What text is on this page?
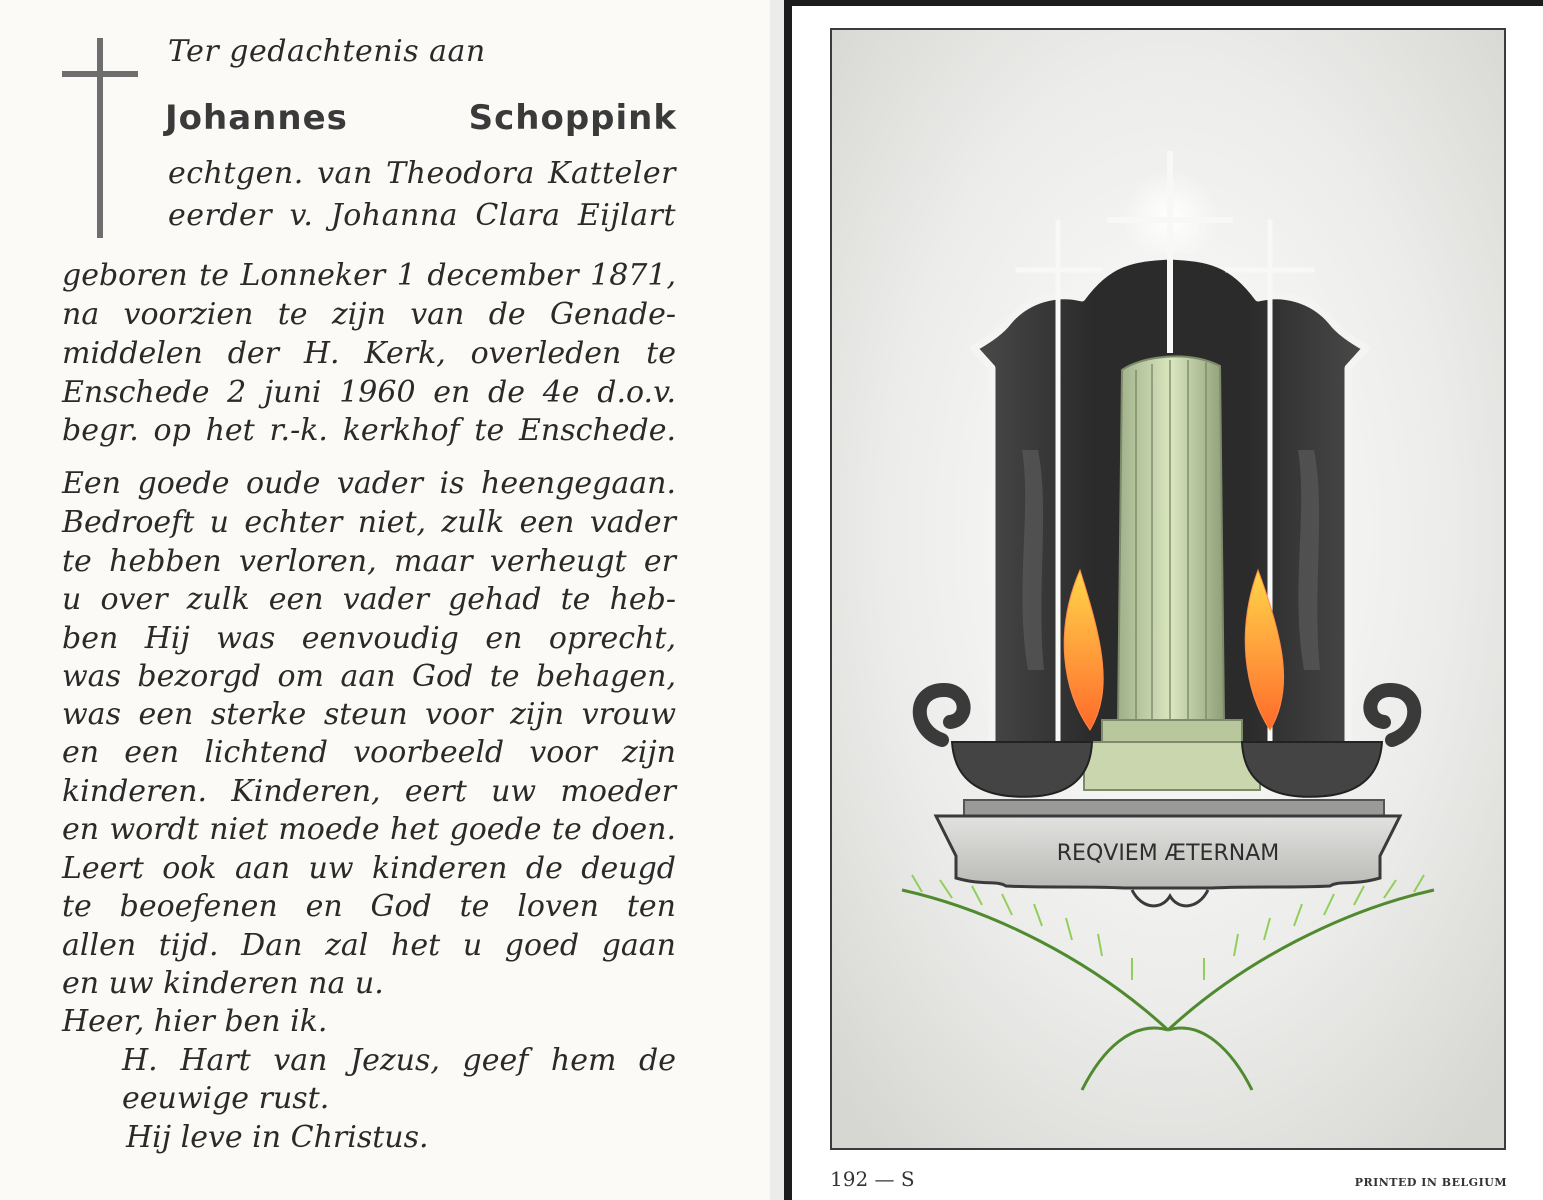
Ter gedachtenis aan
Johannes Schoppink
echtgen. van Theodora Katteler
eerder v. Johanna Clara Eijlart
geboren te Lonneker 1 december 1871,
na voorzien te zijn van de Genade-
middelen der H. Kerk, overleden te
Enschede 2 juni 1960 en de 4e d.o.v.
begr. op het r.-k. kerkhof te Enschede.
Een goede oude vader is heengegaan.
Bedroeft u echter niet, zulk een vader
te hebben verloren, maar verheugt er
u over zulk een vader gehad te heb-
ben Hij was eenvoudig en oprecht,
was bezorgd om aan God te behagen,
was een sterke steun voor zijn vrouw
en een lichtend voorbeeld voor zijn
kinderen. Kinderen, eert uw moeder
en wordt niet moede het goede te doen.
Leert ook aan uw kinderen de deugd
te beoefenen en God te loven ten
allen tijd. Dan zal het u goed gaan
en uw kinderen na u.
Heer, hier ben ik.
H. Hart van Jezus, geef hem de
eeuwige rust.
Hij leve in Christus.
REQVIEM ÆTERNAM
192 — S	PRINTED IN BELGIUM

WRITTEN TASK: The material above must be printed exactly, with its pictures left out.

TASK SOLUTION:
What text is on this page?
Ter gedachtenis aan
Johannes Schoppink
echtgen. van Theodora Katteler
eerder v. Johanna Clara Eijlart
geboren te Lonneker 1 december 1871,
na voorzien te zijn van de Genade-
middelen der H. Kerk, overleden te
Enschede 2 juni 1960 en de 4e d.o.v.
begr. op het r.-k. kerkhof te Enschede.
Een goede oude vader is heengegaan.
Bedroeft u echter niet, zulk een vader
te hebben verloren, maar verheugt er
u over zulk een vader gehad te heb-
ben Hij was eenvoudig en oprecht,
was bezorgd om aan God te behagen,
was een sterke steun voor zijn vrouw
en een lichtend voorbeeld voor zijn
kinderen. Kinderen, eert uw moeder
en wordt niet moede het goede te doen.
Leert ook aan uw kinderen de deugd
te beoefenen en God te loven ten
allen tijd. Dan zal het u goed gaan
en uw kinderen na u.
Heer, hier ben ik.
H. Hart van Jezus, geef hem de
eeuwige rust.
Hij leve in Christus.
REQVIEM ÆTERNAM
192 — S	PRINTED IN BELGIUM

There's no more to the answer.